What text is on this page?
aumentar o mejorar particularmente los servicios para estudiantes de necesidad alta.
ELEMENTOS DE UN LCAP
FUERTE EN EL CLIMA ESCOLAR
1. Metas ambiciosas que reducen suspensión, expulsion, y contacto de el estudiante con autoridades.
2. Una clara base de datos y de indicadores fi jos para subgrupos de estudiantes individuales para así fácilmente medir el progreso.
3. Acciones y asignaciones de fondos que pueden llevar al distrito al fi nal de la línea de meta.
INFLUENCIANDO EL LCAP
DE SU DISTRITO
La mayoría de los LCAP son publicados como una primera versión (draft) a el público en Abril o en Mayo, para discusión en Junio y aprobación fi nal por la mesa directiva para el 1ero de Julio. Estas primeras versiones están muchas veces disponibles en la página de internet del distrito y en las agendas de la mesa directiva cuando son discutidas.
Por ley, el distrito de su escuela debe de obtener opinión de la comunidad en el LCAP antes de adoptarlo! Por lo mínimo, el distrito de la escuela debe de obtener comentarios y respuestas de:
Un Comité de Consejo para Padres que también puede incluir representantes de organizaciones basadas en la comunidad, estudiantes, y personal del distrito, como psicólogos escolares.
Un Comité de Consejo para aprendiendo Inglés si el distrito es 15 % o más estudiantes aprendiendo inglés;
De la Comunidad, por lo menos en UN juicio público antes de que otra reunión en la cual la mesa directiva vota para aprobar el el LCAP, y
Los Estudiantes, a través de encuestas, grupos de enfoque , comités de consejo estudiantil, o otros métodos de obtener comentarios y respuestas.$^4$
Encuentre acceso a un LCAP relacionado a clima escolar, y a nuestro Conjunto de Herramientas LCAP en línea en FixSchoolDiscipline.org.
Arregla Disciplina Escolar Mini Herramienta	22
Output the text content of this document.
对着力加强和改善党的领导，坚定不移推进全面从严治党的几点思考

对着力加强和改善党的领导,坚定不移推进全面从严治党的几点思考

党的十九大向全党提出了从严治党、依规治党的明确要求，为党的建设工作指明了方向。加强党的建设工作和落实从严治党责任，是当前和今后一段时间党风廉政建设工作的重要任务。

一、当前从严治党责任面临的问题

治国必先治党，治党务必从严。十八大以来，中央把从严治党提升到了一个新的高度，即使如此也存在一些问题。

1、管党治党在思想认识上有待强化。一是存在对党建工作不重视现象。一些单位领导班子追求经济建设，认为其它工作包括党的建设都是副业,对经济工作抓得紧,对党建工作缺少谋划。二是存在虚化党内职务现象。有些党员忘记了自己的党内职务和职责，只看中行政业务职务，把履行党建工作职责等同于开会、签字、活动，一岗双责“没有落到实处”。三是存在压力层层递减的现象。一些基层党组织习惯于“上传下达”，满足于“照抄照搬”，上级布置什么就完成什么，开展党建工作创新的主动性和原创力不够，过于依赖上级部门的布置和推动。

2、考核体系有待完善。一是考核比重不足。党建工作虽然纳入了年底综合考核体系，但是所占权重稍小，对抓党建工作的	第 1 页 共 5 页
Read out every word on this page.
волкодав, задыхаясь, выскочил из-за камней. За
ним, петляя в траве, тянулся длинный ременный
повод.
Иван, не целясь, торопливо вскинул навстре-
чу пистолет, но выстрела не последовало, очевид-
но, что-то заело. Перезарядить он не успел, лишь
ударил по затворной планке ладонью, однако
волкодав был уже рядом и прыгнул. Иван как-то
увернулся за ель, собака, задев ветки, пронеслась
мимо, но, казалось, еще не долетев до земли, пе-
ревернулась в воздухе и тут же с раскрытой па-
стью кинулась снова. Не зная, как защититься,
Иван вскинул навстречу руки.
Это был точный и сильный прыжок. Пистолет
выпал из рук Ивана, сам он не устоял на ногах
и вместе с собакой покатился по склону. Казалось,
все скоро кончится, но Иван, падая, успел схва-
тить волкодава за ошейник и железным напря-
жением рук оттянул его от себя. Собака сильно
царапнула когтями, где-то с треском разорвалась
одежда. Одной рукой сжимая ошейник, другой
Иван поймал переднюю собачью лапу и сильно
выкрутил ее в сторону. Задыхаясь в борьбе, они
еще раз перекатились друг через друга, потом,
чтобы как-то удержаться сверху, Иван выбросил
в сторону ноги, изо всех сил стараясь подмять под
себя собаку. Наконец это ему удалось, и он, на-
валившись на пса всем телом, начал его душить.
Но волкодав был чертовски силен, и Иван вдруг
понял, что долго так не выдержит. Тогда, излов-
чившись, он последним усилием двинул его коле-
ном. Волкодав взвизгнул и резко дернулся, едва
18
====
## INSTRUCTIONS FOR THE TASK
Your answer should be a single number: the count of lines in these records that hold the string "para".

## RESPONSE TO THIS TASK
6